→ **Exercise**: Format every line in the records below as a numbered list, leaving out any blank lines.

→ **Listing**:
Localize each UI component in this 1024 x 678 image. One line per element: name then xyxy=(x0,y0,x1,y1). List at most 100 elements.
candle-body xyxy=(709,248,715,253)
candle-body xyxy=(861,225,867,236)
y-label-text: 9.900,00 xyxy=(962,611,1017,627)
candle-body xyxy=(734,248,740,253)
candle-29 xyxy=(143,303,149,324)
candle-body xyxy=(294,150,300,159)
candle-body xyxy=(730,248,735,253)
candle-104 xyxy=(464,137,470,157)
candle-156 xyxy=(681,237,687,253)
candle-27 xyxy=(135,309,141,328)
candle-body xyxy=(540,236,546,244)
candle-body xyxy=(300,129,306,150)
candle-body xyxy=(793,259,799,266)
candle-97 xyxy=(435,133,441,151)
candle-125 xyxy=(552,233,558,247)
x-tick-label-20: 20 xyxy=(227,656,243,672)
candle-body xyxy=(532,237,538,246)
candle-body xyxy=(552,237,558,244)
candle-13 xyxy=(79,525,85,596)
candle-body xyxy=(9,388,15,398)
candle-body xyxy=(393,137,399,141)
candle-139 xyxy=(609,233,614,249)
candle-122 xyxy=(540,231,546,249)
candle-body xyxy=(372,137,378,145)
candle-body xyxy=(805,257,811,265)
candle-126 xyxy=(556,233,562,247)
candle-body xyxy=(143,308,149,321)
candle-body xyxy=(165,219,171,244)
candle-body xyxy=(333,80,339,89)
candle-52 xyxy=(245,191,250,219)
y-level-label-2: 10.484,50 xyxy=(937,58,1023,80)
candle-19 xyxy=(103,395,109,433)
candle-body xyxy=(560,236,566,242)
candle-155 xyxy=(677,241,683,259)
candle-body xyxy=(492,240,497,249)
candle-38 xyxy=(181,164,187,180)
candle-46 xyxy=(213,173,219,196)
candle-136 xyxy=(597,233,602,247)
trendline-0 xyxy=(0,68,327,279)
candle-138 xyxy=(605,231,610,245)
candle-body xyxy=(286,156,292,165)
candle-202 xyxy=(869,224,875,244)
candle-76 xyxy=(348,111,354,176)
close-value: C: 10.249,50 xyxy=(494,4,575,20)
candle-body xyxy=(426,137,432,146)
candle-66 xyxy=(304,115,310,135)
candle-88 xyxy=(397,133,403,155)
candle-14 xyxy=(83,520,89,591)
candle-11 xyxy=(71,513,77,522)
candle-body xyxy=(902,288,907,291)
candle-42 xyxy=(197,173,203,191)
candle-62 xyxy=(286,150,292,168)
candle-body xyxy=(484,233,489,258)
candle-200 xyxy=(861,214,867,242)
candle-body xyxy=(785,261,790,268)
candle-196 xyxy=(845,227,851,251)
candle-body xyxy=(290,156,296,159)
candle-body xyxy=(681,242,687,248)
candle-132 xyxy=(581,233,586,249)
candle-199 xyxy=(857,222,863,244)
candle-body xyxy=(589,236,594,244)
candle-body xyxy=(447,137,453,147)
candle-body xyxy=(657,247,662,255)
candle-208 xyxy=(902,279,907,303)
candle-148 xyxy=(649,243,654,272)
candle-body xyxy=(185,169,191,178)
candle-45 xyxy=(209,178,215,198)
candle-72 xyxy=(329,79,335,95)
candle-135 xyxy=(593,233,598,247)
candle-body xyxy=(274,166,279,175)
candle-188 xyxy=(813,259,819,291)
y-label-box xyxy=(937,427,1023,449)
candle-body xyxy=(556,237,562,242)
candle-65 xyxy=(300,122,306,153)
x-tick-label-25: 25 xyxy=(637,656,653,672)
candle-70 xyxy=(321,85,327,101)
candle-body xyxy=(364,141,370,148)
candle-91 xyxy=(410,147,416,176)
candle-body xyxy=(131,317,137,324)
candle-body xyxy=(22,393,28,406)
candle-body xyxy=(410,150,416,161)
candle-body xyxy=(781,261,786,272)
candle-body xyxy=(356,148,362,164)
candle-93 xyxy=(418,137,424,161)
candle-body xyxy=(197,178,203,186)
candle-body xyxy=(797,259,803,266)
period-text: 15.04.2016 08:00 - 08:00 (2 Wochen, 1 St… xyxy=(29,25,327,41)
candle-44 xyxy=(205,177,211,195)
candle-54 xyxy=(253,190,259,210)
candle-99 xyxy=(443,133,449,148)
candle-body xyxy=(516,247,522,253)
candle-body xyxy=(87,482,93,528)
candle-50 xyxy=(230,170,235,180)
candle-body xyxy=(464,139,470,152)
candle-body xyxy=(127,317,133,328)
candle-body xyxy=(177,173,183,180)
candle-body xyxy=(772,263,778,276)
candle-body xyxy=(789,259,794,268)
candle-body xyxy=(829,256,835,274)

→ **Written solution**:
1. Localize each UI component in this 1024 x 678 image. One line per element: name then xyxy=(x0,y0,x1,y1). List at most 100 elements.
2. candle-body xyxy=(709,248,715,253)
3. candle-body xyxy=(861,225,867,236)
4. y-label-text: 9.900,00 xyxy=(962,611,1017,627)
5. candle-body xyxy=(734,248,740,253)
6. candle-29 xyxy=(143,303,149,324)
7. candle-body xyxy=(294,150,300,159)
8. candle-body xyxy=(730,248,735,253)
9. candle-104 xyxy=(464,137,470,157)
10. candle-156 xyxy=(681,237,687,253)
11. candle-27 xyxy=(135,309,141,328)
12. candle-body xyxy=(540,236,546,244)
13. candle-body xyxy=(300,129,306,150)
14. candle-body xyxy=(793,259,799,266)
15. candle-97 xyxy=(435,133,441,151)
16. candle-125 xyxy=(552,233,558,247)
17. x-tick-label-20: 20 xyxy=(227,656,243,672)
18. candle-body xyxy=(532,237,538,246)
19. candle-body xyxy=(552,237,558,244)
20. candle-13 xyxy=(79,525,85,596)
21. candle-body xyxy=(9,388,15,398)
22. candle-body xyxy=(393,137,399,141)
23. candle-139 xyxy=(609,233,614,249)
24. candle-122 xyxy=(540,231,546,249)
25. candle-body xyxy=(372,137,378,145)
26. candle-body xyxy=(805,257,811,265)
27. candle-126 xyxy=(556,233,562,247)
28. candle-body xyxy=(143,308,149,321)
29. candle-body xyxy=(165,219,171,244)
30. candle-body xyxy=(333,80,339,89)
31. candle-52 xyxy=(245,191,250,219)
32. y-level-label-2: 10.484,50 xyxy=(937,58,1023,80)
33. candle-19 xyxy=(103,395,109,433)
34. candle-body xyxy=(560,236,566,242)
35. candle-155 xyxy=(677,241,683,259)
36. candle-body xyxy=(492,240,497,249)
37. candle-38 xyxy=(181,164,187,180)
38. candle-46 xyxy=(213,173,219,196)
39. candle-136 xyxy=(597,233,602,247)
40. trendline-0 xyxy=(0,68,327,279)
41. candle-138 xyxy=(605,231,610,245)
42. candle-body xyxy=(286,156,292,165)
43. candle-202 xyxy=(869,224,875,244)
44. candle-76 xyxy=(348,111,354,176)
45. close-value: C: 10.249,50 xyxy=(494,4,575,20)
46. candle-body xyxy=(426,137,432,146)
47. candle-66 xyxy=(304,115,310,135)
48. candle-88 xyxy=(397,133,403,155)
49. candle-14 xyxy=(83,520,89,591)
50. candle-11 xyxy=(71,513,77,522)
51. candle-body xyxy=(902,288,907,291)
52. candle-42 xyxy=(197,173,203,191)
53. candle-62 xyxy=(286,150,292,168)
54. candle-body xyxy=(484,233,489,258)
55. candle-200 xyxy=(861,214,867,242)
56. candle-body xyxy=(785,261,790,268)
57. candle-196 xyxy=(845,227,851,251)
58. candle-body xyxy=(290,156,296,159)
59. candle-body xyxy=(681,242,687,248)
60. candle-132 xyxy=(581,233,586,249)
61. candle-199 xyxy=(857,222,863,244)
62. candle-body xyxy=(589,236,594,244)
63. candle-body xyxy=(447,137,453,147)
64. candle-body xyxy=(657,247,662,255)
65. candle-208 xyxy=(902,279,907,303)
66. candle-148 xyxy=(649,243,654,272)
67. candle-body xyxy=(185,169,191,178)
68. candle-45 xyxy=(209,178,215,198)
69. candle-72 xyxy=(329,79,335,95)
70. candle-135 xyxy=(593,233,598,247)
71. candle-body xyxy=(274,166,279,175)
72. candle-188 xyxy=(813,259,819,291)
73. y-label-box xyxy=(937,427,1023,449)
74. candle-body xyxy=(556,237,562,242)
75. candle-65 xyxy=(300,122,306,153)
76. x-tick-label-25: 25 xyxy=(637,656,653,672)
77. candle-70 xyxy=(321,85,327,101)
78. candle-body xyxy=(364,141,370,148)
79. candle-91 xyxy=(410,147,416,176)
80. candle-body xyxy=(131,317,137,324)
81. candle-body xyxy=(22,393,28,406)
82. candle-body xyxy=(410,150,416,161)
83. candle-body xyxy=(781,261,786,272)
84. candle-body xyxy=(356,148,362,164)
85. candle-93 xyxy=(418,137,424,161)
86. candle-body xyxy=(197,178,203,186)
87. candle-body xyxy=(797,259,803,266)
88. period-text: 15.04.2016 08:00 - 08:00 (2 Wochen, 1 St… xyxy=(29,25,327,41)
89. candle-44 xyxy=(205,177,211,195)
90. candle-54 xyxy=(253,190,259,210)
91. candle-99 xyxy=(443,133,449,148)
92. candle-body xyxy=(516,247,522,253)
93. candle-body xyxy=(87,482,93,528)
94. candle-50 xyxy=(230,170,235,180)
95. candle-body xyxy=(464,139,470,152)
96. candle-body xyxy=(127,317,133,328)
97. candle-body xyxy=(177,173,183,180)
98. candle-body xyxy=(772,263,778,276)
99. candle-body xyxy=(789,259,794,268)
100. candle-body xyxy=(829,256,835,274)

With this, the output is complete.